[Begin]
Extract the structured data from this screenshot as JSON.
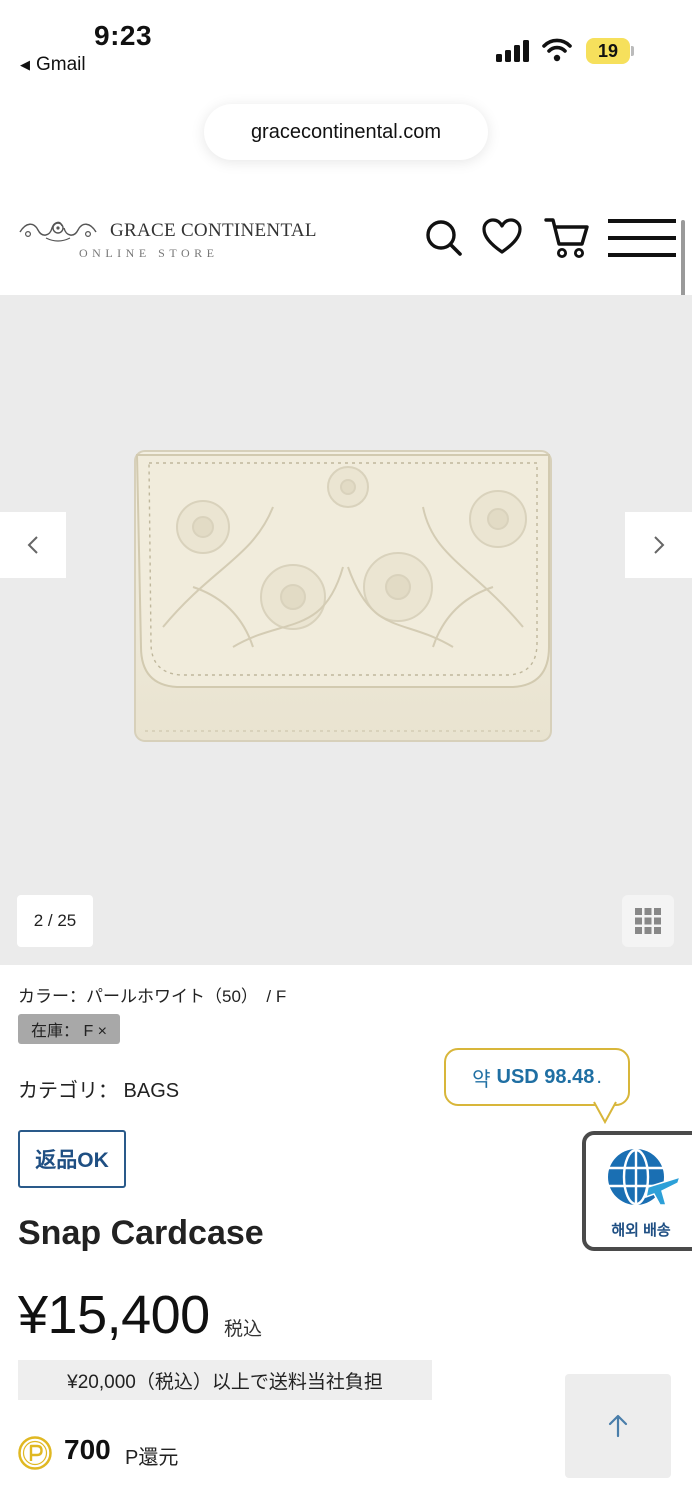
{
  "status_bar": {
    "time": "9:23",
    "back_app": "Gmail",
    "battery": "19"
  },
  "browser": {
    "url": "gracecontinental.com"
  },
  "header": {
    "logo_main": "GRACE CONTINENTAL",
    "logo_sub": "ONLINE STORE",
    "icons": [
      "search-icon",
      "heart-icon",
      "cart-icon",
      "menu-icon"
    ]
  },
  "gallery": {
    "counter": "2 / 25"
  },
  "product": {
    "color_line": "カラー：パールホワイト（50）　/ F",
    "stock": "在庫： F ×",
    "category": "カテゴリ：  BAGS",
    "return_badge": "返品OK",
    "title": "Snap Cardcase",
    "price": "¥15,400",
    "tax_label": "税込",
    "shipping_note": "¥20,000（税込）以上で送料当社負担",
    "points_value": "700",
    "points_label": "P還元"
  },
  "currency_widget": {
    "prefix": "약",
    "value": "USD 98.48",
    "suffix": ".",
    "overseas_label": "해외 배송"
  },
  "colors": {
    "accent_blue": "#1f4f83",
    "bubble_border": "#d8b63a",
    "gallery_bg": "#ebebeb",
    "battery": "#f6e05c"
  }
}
[End]
[Begin]
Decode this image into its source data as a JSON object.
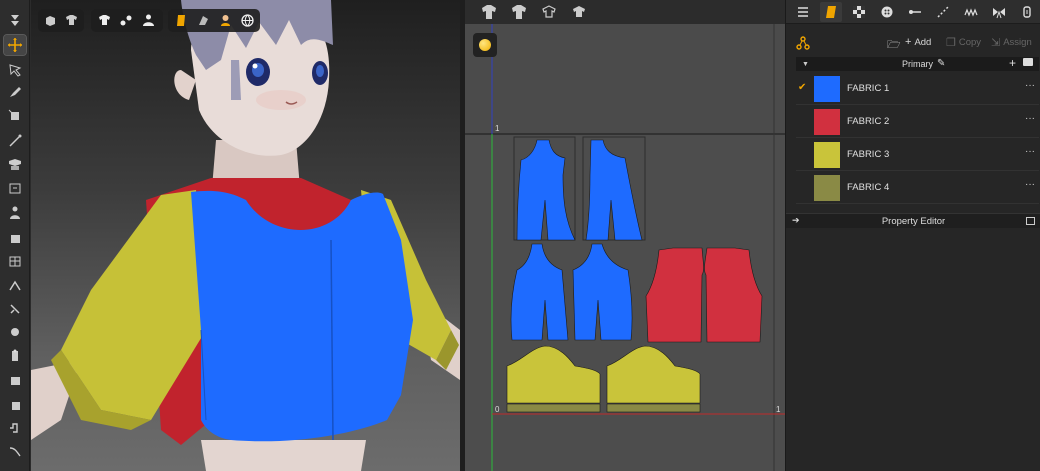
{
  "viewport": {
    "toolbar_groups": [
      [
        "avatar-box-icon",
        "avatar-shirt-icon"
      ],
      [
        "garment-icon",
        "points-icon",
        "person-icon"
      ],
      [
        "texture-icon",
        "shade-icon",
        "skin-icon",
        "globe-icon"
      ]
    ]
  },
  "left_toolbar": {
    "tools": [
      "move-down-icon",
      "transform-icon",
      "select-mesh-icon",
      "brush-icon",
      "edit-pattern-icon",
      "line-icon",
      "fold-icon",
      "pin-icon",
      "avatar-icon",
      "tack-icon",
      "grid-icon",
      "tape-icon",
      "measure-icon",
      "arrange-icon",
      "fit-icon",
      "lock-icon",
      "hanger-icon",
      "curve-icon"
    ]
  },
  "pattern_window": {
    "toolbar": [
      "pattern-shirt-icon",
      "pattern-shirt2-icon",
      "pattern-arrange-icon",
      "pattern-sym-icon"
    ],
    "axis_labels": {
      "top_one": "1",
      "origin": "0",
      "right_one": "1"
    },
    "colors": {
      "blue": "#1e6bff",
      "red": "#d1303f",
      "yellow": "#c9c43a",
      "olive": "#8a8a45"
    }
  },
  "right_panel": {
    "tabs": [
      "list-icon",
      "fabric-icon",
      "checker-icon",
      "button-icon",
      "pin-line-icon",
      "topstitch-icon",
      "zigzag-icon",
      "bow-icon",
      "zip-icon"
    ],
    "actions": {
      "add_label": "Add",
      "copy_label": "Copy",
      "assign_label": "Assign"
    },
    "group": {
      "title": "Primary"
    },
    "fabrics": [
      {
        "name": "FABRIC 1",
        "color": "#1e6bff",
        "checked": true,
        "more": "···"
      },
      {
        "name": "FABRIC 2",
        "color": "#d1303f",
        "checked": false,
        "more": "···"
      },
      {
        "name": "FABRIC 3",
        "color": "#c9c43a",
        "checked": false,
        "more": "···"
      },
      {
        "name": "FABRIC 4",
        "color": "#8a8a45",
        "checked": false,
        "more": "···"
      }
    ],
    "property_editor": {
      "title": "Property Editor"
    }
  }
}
[End]
▶ **Given task**: In the lines above, find each one with "JSON" and list it.

▶ **Solution to this exercise**:
Extract the structured data from this screenshot as JSON.
Decode this image into its source data as a JSON object.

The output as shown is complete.